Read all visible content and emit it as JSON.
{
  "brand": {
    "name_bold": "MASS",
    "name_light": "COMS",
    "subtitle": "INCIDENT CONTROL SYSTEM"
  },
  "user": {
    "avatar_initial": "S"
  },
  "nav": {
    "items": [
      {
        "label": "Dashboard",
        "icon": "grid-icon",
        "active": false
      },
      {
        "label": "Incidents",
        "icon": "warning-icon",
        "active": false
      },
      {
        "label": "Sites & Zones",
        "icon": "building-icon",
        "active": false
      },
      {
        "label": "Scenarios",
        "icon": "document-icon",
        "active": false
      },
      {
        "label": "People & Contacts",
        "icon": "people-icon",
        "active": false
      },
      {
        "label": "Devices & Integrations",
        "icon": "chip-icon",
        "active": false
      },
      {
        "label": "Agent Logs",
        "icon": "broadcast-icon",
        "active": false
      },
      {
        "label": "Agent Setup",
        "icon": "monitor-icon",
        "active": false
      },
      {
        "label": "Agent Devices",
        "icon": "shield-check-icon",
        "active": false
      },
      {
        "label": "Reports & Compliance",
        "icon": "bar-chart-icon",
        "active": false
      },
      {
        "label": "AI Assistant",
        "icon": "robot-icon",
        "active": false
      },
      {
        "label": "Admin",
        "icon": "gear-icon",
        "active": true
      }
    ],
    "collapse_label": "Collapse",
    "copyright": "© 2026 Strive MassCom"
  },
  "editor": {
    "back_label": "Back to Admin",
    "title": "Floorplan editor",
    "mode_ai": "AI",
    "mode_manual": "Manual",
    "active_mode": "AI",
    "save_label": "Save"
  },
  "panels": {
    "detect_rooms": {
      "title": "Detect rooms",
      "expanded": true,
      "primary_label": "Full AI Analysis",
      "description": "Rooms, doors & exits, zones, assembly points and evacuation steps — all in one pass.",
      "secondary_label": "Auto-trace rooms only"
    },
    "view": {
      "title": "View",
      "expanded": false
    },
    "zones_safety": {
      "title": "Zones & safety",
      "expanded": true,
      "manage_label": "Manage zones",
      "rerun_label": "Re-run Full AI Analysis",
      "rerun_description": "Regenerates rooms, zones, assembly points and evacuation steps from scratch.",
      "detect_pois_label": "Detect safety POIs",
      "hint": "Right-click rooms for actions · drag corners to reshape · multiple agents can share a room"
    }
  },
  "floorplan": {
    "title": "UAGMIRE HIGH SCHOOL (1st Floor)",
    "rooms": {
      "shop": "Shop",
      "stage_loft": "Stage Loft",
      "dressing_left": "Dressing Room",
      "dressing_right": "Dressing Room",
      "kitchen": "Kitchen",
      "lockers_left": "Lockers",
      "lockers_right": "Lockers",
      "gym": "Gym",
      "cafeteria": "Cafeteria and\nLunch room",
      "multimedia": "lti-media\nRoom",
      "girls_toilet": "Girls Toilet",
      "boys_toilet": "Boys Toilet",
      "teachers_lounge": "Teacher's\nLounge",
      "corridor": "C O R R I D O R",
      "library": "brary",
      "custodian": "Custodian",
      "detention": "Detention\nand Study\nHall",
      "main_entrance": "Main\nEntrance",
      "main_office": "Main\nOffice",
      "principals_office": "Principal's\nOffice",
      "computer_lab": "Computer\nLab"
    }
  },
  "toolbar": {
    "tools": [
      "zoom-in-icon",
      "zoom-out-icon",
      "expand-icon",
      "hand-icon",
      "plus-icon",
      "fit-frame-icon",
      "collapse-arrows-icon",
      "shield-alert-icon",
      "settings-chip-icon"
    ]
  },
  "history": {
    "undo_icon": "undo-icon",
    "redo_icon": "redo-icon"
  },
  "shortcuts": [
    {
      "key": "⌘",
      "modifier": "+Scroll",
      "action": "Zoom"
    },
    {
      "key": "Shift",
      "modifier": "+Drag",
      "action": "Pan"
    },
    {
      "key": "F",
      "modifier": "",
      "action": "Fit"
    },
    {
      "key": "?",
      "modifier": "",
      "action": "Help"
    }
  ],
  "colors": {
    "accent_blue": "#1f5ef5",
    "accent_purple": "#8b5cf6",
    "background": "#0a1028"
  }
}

━━━━

**DESCRIPTION OF THE TASK**
Reproduce all the data word for word.

**SOLUTION**
Read all visible content and emit it as JSON.
{
  "brand": {
    "name_bold": "MASS",
    "name_light": "COMS",
    "subtitle": "INCIDENT CONTROL SYSTEM"
  },
  "user": {
    "avatar_initial": "S"
  },
  "nav": {
    "items": [
      {
        "label": "Dashboard",
        "icon": "grid-icon",
        "active": false
      },
      {
        "label": "Incidents",
        "icon": "warning-icon",
        "active": false
      },
      {
        "label": "Sites & Zones",
        "icon": "building-icon",
        "active": false
      },
      {
        "label": "Scenarios",
        "icon": "document-icon",
        "active": false
      },
      {
        "label": "People & Contacts",
        "icon": "people-icon",
        "active": false
      },
      {
        "label": "Devices & Integrations",
        "icon": "chip-icon",
        "active": false
      },
      {
        "label": "Agent Logs",
        "icon": "broadcast-icon",
        "active": false
      },
      {
        "label": "Agent Setup",
        "icon": "monitor-icon",
        "active": false
      },
      {
        "label": "Agent Devices",
        "icon": "shield-check-icon",
        "active": false
      },
      {
        "label": "Reports & Compliance",
        "icon": "bar-chart-icon",
        "active": false
      },
      {
        "label": "AI Assistant",
        "icon": "robot-icon",
        "active": false
      },
      {
        "label": "Admin",
        "icon": "gear-icon",
        "active": true
      }
    ],
    "collapse_label": "Collapse",
    "copyright": "© 2026 Strive MassCom"
  },
  "editor": {
    "back_label": "Back to Admin",
    "title": "Floorplan editor",
    "mode_ai": "AI",
    "mode_manual": "Manual",
    "active_mode": "AI",
    "save_label": "Save"
  },
  "panels": {
    "detect_rooms": {
      "title": "Detect rooms",
      "expanded": true,
      "primary_label": "Full AI Analysis",
      "description": "Rooms, doors & exits, zones, assembly points and evacuation steps — all in one pass.",
      "secondary_label": "Auto-trace rooms only"
    },
    "view": {
      "title": "View",
      "expanded": false
    },
    "zones_safety": {
      "title": "Zones & safety",
      "expanded": true,
      "manage_label": "Manage zones",
      "rerun_label": "Re-run Full AI Analysis",
      "rerun_description": "Regenerates rooms, zones, assembly points and evacuation steps from scratch.",
      "detect_pois_label": "Detect safety POIs",
      "hint": "Right-click rooms for actions · drag corners to reshape · multiple agents can share a room"
    }
  },
  "floorplan": {
    "title": "UAGMIRE HIGH SCHOOL (1st Floor)",
    "rooms": {
      "shop": "Shop",
      "stage_loft": "Stage Loft",
      "dressing_left": "Dressing Room",
      "dressing_right": "Dressing Room",
      "kitchen": "Kitchen",
      "lockers_left": "Lockers",
      "lockers_right": "Lockers",
      "gym": "Gym",
      "cafeteria": "Cafeteria and\nLunch room",
      "multimedia": "lti-media\nRoom",
      "girls_toilet": "Girls Toilet",
      "boys_toilet": "Boys Toilet",
      "teachers_lounge": "Teacher's\nLounge",
      "corridor": "C O R R I D O R",
      "library": "brary",
      "custodian": "Custodian",
      "detention": "Detention\nand Study\nHall",
      "main_entrance": "Main\nEntrance",
      "main_office": "Main\nOffice",
      "principals_office": "Principal's\nOffice",
      "computer_lab": "Computer\nLab"
    }
  },
  "toolbar": {
    "tools": [
      "zoom-in-icon",
      "zoom-out-icon",
      "expand-icon",
      "hand-icon",
      "plus-icon",
      "fit-frame-icon",
      "collapse-arrows-icon",
      "shield-alert-icon",
      "settings-chip-icon"
    ]
  },
  "history": {
    "undo_icon": "undo-icon",
    "redo_icon": "redo-icon"
  },
  "shortcuts": [
    {
      "key": "⌘",
      "modifier": "+Scroll",
      "action": "Zoom"
    },
    {
      "key": "Shift",
      "modifier": "+Drag",
      "action": "Pan"
    },
    {
      "key": "F",
      "modifier": "",
      "action": "Fit"
    },
    {
      "key": "?",
      "modifier": "",
      "action": "Help"
    }
  ],
  "colors": {
    "accent_blue": "#1f5ef5",
    "accent_purple": "#8b5cf6",
    "background": "#0a1028"
  }
}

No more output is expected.